BEGIN Records provided

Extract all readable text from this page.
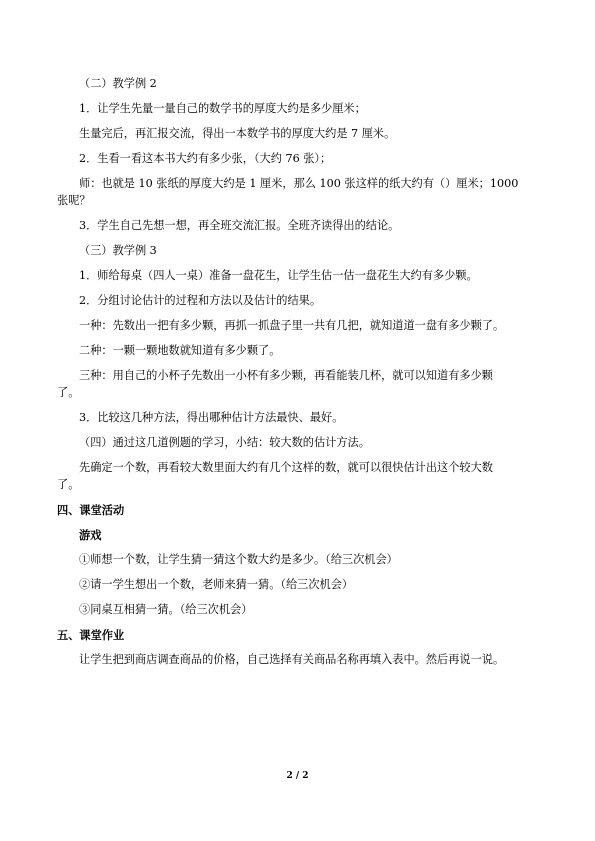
（二）教学例 2
1．让学生先量一量自己的数学书的厚度大约是多少厘米；
生量完后，再汇报交流，得出一本数学书的厚度大约是 7 厘米。
2．生看一看这本书大约有多少张，（大约 76 张）；
师：也就是 10 张纸的厚度大约是 1 厘米，那么 100 张这样的纸大约有（）厘米；1000
张呢？
3．学生自己先想一想，再全班交流汇报。全班齐读得出的结论。
（三）教学例 3
1．师给每桌（四人一桌）准备一盘花生，让学生估一估一盘花生大约有多少颗。
2．分组讨论估计的过程和方法以及估计的结果。
一种：先数出一把有多少颗，再抓一抓盘子里一共有几把，就知道道一盘有多少颗了。
二种：一颗一颗地数就知道有多少颗了。
三种：用自己的小杯子先数出一小杯有多少颗，再看能装几杯，就可以知道有多少颗
了。
3．比较这几种方法，得出哪种估计方法最快、最好。
（四）通过这几道例题的学习，小结：较大数的估计方法。
先确定一个数，再看较大数里面大约有几个这样的数，就可以很快估计出这个较大数
了。
四、课堂活动
游戏
①师想一个数，让学生猜一猜这个数大约是多少。（给三次机会）
②请一学生想出一个数，老师来猜一猜。（给三次机会）
③同桌互相猜一猜。（给三次机会）
五、课堂作业
让学生把到商店调查商品的价格，自己选择有关商品名称再填入表中。然后再说一说。
2 / 2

END Records provided

Short exercise: Collect, from the material above, every line containing the word "给三次机会".

Solution:
①师想一个数，让学生猜一猜这个数大约是多少。（给三次机会）
②请一学生想出一个数，老师来猜一猜。（给三次机会）
③同桌互相猜一猜。（给三次机会）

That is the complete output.